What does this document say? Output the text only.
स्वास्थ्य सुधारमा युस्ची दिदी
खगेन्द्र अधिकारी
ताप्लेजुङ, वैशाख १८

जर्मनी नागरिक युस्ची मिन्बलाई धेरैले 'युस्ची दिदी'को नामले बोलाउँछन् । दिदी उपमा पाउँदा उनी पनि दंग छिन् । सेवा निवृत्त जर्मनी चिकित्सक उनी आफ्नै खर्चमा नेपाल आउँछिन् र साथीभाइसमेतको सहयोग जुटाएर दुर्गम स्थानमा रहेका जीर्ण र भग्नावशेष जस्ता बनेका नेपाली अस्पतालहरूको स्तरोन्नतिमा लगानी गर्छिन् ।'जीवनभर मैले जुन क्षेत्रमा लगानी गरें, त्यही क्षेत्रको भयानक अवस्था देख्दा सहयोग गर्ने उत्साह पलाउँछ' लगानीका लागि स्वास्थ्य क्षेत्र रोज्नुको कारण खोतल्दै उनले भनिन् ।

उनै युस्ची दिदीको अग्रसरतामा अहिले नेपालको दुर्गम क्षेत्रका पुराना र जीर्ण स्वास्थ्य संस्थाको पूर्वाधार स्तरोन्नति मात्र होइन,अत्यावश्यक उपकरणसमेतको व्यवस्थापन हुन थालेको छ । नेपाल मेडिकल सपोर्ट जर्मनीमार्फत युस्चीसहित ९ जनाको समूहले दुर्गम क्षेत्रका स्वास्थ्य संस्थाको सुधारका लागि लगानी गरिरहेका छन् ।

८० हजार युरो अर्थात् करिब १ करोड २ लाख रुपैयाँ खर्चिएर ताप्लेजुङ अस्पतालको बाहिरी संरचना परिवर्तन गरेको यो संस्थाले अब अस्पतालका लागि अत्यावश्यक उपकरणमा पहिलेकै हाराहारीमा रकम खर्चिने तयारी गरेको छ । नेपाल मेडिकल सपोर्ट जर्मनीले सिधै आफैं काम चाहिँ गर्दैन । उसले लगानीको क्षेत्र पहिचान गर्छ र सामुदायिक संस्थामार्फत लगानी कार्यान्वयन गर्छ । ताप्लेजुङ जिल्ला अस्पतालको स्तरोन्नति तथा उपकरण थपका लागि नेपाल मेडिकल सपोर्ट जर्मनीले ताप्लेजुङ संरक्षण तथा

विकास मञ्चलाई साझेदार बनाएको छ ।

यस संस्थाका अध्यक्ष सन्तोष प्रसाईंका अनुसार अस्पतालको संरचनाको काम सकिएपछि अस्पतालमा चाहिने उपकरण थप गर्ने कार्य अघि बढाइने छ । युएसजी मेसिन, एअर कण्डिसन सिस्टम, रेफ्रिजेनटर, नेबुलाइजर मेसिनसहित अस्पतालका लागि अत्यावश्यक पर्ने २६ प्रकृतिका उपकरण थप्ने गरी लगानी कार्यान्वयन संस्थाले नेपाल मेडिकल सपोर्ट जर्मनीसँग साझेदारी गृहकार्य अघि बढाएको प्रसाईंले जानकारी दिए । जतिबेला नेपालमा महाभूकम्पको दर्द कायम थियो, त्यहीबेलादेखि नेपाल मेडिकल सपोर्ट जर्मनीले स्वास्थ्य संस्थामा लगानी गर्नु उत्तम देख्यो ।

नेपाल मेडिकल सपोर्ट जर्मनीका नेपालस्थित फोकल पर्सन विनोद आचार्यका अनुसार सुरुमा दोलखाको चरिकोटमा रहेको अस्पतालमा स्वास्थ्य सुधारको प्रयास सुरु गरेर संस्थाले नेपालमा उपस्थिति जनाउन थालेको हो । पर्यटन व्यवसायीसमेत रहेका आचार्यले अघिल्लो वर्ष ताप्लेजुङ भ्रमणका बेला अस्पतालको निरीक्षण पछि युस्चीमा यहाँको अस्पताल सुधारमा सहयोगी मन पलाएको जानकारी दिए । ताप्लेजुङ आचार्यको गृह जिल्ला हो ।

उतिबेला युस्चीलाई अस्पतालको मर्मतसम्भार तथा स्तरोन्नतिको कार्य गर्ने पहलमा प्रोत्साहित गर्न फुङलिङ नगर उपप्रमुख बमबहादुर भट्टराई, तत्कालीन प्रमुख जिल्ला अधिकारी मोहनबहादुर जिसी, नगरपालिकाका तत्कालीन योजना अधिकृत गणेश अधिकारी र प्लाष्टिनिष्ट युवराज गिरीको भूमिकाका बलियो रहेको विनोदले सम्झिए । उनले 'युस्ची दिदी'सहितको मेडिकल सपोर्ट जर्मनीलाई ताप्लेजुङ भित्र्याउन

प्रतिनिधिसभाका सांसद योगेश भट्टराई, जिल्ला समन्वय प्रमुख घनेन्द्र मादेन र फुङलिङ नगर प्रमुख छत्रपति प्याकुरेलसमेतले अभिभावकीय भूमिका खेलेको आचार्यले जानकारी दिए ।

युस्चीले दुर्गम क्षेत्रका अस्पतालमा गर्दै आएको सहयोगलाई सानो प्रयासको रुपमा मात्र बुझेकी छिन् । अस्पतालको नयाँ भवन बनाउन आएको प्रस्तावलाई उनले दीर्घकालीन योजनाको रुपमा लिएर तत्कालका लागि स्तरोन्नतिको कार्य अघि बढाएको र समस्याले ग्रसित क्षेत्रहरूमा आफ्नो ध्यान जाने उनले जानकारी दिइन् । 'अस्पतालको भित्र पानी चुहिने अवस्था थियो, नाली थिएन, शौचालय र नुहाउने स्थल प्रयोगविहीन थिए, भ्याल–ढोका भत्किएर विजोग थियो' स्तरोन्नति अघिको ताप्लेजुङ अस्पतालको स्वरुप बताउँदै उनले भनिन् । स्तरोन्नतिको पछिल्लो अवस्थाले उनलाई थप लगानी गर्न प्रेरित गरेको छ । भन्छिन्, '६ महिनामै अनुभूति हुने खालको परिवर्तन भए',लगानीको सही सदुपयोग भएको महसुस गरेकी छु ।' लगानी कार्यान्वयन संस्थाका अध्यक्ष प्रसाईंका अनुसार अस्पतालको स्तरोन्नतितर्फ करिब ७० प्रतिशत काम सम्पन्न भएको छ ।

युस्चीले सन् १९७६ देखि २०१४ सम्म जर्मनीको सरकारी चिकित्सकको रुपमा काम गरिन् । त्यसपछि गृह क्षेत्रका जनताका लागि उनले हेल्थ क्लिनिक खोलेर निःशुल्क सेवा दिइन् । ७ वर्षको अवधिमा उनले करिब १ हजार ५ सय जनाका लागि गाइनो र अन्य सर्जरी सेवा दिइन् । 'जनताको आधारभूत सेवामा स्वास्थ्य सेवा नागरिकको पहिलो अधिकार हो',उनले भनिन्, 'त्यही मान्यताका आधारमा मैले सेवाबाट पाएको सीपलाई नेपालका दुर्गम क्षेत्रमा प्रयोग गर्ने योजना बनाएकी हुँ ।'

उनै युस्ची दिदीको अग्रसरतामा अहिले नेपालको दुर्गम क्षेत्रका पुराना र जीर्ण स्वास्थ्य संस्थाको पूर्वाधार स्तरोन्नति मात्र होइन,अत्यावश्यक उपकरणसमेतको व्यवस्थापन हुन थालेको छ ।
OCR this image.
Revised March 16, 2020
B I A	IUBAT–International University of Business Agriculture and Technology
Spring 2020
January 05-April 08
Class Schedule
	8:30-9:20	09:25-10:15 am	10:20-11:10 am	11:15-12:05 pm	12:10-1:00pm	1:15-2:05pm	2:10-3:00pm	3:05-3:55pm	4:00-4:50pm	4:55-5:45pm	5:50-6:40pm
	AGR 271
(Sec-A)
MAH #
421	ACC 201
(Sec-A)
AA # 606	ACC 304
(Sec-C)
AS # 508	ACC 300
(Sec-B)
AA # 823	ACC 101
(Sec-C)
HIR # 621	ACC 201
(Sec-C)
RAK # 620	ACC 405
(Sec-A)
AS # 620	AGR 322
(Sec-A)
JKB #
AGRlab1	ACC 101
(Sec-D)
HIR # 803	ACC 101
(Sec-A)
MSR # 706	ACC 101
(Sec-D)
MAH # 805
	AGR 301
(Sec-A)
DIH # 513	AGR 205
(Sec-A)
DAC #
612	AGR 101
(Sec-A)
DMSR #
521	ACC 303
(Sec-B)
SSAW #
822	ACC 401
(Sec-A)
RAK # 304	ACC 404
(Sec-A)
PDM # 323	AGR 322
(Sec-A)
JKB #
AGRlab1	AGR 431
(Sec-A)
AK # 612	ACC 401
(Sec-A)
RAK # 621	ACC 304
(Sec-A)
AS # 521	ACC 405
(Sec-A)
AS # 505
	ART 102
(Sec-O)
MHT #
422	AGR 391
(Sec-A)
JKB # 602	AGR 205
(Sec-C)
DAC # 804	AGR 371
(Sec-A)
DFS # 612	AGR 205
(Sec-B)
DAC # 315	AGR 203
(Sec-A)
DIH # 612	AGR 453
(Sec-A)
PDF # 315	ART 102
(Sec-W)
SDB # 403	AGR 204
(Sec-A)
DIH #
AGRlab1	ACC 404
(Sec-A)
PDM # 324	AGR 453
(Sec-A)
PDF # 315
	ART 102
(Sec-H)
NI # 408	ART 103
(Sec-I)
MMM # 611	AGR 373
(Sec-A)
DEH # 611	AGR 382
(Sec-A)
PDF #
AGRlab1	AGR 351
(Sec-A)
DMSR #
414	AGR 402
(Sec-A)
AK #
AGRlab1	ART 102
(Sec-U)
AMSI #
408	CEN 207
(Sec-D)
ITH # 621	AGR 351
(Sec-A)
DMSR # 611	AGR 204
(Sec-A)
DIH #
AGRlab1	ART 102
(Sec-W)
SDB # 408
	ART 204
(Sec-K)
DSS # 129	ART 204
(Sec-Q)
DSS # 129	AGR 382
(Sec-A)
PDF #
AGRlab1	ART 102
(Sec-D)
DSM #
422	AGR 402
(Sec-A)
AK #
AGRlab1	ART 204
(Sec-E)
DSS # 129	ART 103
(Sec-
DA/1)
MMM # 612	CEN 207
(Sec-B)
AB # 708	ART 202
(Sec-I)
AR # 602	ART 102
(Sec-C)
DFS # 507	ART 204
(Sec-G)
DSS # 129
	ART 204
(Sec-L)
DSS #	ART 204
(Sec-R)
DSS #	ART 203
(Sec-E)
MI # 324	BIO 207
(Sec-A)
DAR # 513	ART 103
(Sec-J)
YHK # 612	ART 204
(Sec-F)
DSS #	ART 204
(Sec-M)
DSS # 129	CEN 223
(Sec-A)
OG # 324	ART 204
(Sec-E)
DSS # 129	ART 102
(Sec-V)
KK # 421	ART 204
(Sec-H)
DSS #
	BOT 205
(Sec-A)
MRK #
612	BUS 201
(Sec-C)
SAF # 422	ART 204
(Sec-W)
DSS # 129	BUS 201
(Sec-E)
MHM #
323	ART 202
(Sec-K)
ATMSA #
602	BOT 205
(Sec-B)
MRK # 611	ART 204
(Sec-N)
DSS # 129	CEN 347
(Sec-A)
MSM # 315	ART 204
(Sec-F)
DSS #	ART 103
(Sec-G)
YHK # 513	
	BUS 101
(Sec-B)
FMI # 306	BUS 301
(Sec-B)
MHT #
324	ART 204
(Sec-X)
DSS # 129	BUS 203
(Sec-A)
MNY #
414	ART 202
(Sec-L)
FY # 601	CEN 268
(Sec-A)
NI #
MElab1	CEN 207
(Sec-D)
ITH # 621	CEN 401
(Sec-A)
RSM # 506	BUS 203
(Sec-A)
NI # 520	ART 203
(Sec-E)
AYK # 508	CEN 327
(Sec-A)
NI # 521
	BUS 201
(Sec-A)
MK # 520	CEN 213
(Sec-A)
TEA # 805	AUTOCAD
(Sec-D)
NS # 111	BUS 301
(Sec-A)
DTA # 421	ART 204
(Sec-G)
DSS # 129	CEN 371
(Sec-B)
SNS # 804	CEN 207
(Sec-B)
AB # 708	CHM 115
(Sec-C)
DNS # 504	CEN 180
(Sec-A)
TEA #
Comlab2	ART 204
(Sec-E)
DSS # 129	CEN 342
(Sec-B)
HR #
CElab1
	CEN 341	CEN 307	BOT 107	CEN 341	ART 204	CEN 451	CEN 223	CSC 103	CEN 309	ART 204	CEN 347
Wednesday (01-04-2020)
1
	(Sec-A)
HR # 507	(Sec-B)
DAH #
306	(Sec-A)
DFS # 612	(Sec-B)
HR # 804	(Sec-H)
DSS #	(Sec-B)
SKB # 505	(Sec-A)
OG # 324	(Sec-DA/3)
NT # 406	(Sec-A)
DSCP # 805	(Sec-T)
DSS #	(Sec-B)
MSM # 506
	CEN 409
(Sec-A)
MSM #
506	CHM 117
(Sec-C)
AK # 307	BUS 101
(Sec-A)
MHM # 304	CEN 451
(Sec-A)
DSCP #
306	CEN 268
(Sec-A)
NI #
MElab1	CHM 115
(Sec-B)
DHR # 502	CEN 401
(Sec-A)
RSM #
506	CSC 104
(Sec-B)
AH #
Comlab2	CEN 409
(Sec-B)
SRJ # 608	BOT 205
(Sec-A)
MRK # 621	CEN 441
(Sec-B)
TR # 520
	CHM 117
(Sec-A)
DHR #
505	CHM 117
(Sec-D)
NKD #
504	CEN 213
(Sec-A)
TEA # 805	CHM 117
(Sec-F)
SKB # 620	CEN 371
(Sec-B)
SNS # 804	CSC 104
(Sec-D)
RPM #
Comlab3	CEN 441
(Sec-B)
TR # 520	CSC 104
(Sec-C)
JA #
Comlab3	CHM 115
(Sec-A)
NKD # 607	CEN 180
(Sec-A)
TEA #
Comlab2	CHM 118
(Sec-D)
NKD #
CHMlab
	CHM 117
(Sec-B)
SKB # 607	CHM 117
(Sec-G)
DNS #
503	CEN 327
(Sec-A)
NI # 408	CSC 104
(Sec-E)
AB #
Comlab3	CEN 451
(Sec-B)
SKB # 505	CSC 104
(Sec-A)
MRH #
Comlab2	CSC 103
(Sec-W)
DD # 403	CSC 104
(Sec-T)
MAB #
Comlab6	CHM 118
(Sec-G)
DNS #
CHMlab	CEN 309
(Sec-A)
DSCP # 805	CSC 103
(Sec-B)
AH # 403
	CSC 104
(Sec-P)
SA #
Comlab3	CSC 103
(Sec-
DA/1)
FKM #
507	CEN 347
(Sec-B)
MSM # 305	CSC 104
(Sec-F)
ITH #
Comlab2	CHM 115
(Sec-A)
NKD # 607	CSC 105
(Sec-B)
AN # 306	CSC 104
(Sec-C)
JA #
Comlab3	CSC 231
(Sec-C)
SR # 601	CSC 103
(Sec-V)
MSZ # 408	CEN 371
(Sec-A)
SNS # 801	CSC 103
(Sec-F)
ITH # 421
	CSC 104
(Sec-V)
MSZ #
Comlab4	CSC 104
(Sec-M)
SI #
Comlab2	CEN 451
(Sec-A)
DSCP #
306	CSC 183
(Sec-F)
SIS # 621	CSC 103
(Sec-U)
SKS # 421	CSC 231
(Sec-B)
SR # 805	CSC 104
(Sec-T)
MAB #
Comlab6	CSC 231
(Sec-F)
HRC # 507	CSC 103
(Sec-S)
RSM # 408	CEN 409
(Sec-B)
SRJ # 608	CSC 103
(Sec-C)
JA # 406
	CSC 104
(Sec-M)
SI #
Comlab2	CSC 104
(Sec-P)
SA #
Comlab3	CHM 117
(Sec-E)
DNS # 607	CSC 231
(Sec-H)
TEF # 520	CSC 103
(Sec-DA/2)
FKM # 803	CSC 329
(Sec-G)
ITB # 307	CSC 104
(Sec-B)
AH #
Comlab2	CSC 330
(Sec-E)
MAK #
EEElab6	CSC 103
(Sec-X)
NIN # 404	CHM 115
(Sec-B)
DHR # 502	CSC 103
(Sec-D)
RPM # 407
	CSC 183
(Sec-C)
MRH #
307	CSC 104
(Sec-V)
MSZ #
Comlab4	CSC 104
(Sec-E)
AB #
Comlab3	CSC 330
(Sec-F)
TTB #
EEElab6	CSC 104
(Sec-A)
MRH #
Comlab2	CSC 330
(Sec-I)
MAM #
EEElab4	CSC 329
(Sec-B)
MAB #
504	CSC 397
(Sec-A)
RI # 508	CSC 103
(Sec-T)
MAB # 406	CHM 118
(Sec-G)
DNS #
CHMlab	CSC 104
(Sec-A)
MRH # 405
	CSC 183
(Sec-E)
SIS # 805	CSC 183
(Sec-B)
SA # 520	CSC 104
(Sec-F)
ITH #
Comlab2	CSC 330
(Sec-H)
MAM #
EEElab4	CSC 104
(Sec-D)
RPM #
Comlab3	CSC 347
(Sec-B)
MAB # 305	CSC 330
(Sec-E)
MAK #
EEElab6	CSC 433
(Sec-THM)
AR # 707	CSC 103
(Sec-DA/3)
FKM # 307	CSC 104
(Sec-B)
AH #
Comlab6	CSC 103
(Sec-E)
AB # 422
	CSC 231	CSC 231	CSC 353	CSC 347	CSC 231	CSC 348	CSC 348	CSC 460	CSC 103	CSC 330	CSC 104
• • • • • • •
Take every line from the data that contains the word "रसरत".

Answer to the task.
उनै युस्ची दिदीको अग्रसरतामा अहिले नेपालको दुर्गम क्षेत्रका पुराना र जीर्ण स्वास्थ्य संस्थाको पूर्वाधार स्तरोन्नति मात्र होइन,अत्यावश्यक उपकरणसमेतको व्यवस्थापन हुन थालेको छ । नेपाल मेडिकल सपोर्ट जर्मनीमार्फत युस्चीसहित ९ जनाको समूहले दुर्गम क्षेत्रका स्वास्थ्य संस्थाको सुधारका लागि लगानी गरिरहेका छन् ।
उनै युस्ची दिदीको अग्रसरतामा अहिले नेपालको दुर्गम क्षेत्रका पुराना र जीर्ण स्वास्थ्य संस्थाको पूर्वाधार स्तरोन्नति मात्र होइन,अत्यावश्यक उपकरणसमेतको व्यवस्थापन हुन थालेको छ ।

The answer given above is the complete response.